INFORMATION GIVEN:
▬▬▬▬▬▬▬▬▬▬
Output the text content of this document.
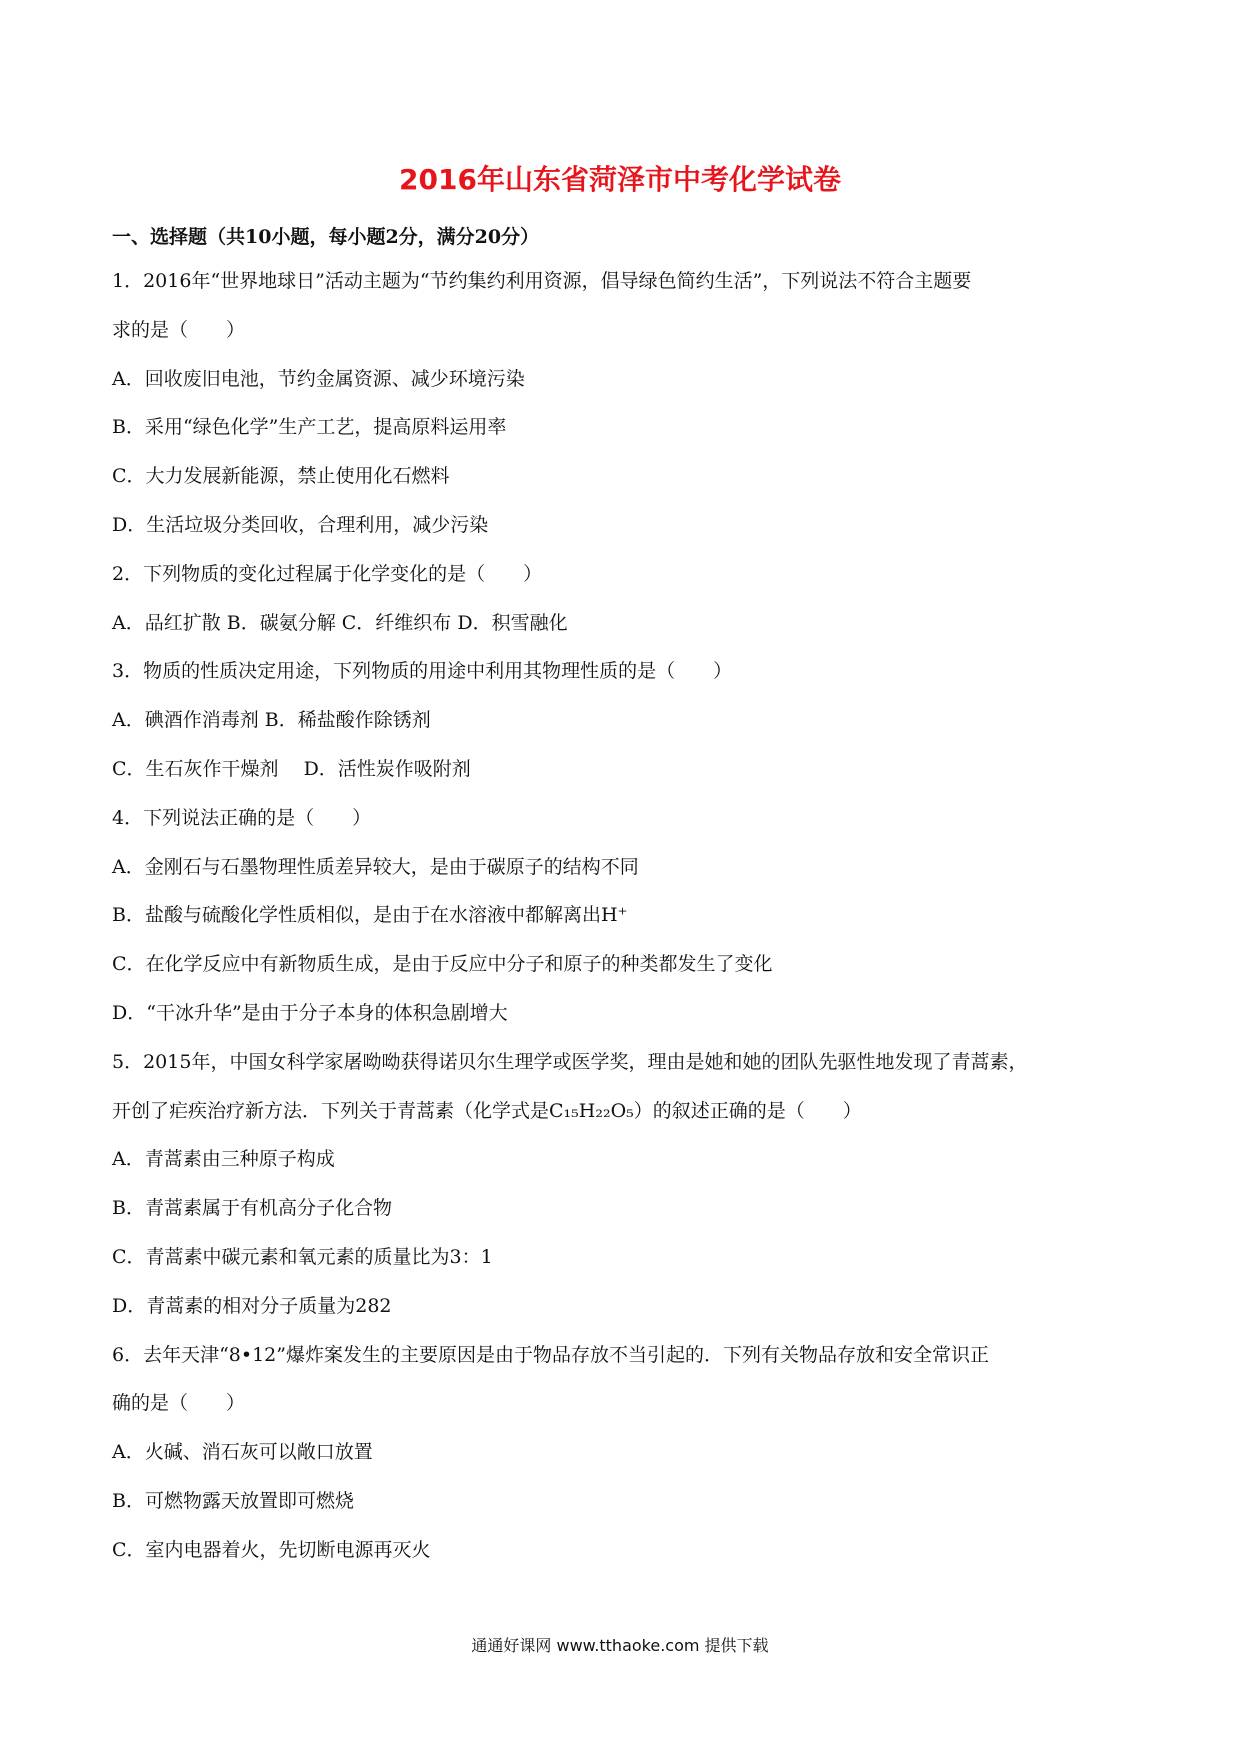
2016年山东省菏泽市中考化学试卷
一、选择题（共10小题，每小题2分，满分20分）
1．2016年“世界地球日”活动主题为“节约集约利用资源，倡导绿色简约生活”，下列说法不符合主题要
求的是（　　）
A．回收废旧电池，节约金属资源、减少环境污染
B．采用“绿色化学”生产工艺，提高原料运用率
C．大力发展新能源，禁止使用化石燃料
D．生活垃圾分类回收，合理利用，减少污染
2．下列物质的变化过程属于化学变化的是（　　）
A．品红扩散 B．碳氨分解 C．纤维织布 D．积雪融化
3．物质的性质决定用途，下列物质的用途中利用其物理性质的是（　　）
A．碘酒作消毒剂 B．稀盐酸作除锈剂
C．生石灰作干燥剂　 D．活性炭作吸附剂
4．下列说法正确的是（　　）
A．金刚石与石墨物理性质差异较大，是由于碳原子的结构不同
B．盐酸与硫酸化学性质相似，是由于在水溶液中都解离出H⁺
C．在化学反应中有新物质生成，是由于反应中分子和原子的种类都发生了变化
D．“干冰升华”是由于分子本身的体积急剧增大
5．2015年，中国女科学家屠呦呦获得诺贝尔生理学或医学奖，理由是她和她的团队先驱性地发现了青蒿素，
开创了疟疾治疗新方法．下列关于青蒿素（化学式是C₁₅H₂₂O₅）的叙述正确的是（　　）
A．青蒿素由三种原子构成
B．青蒿素属于有机高分子化合物
C．青蒿素中碳元素和氧元素的质量比为3：1
D．青蒿素的相对分子质量为282
6．去年天津“8•12”爆炸案发生的主要原因是由于物品存放不当引起的．下列有关物品存放和安全常识正
确的是（　　）
A．火碱、消石灰可以敞口放置
B．可燃物露天放置即可燃烧
C．室内电器着火，先切断电源再灭火
通通好课网 www.tthaoke.com 提供下载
▬▬▬▬▬▬▬▬▬▬
WORK TO DO: From the data above, write out everything exactly except the pictures.

RESULT FOR THIS TASK:
Output the text content of this document.
2016年山东省菏泽市中考化学试卷
一、选择题（共10小题，每小题2分，满分20分）
1．2016年“世界地球日”活动主题为“节约集约利用资源，倡导绿色简约生活”，下列说法不符合主题要
求的是（　　）
A．回收废旧电池，节约金属资源、减少环境污染
B．采用“绿色化学”生产工艺，提高原料运用率
C．大力发展新能源，禁止使用化石燃料
D．生活垃圾分类回收，合理利用，减少污染
2．下列物质的变化过程属于化学变化的是（　　）
A．品红扩散 B．碳氨分解 C．纤维织布 D．积雪融化
3．物质的性质决定用途，下列物质的用途中利用其物理性质的是（　　）
A．碘酒作消毒剂 B．稀盐酸作除锈剂
C．生石灰作干燥剂　 D．活性炭作吸附剂
4．下列说法正确的是（　　）
A．金刚石与石墨物理性质差异较大，是由于碳原子的结构不同
B．盐酸与硫酸化学性质相似，是由于在水溶液中都解离出H⁺
C．在化学反应中有新物质生成，是由于反应中分子和原子的种类都发生了变化
D．“干冰升华”是由于分子本身的体积急剧增大
5．2015年，中国女科学家屠呦呦获得诺贝尔生理学或医学奖，理由是她和她的团队先驱性地发现了青蒿素，
开创了疟疾治疗新方法．下列关于青蒿素（化学式是C₁₅H₂₂O₅）的叙述正确的是（　　）
A．青蒿素由三种原子构成
B．青蒿素属于有机高分子化合物
C．青蒿素中碳元素和氧元素的质量比为3：1
D．青蒿素的相对分子质量为282
6．去年天津“8•12”爆炸案发生的主要原因是由于物品存放不当引起的．下列有关物品存放和安全常识正
确的是（　　）
A．火碱、消石灰可以敞口放置
B．可燃物露天放置即可燃烧
C．室内电器着火，先切断电源再灭火
通通好课网 www.tthaoke.com 提供下载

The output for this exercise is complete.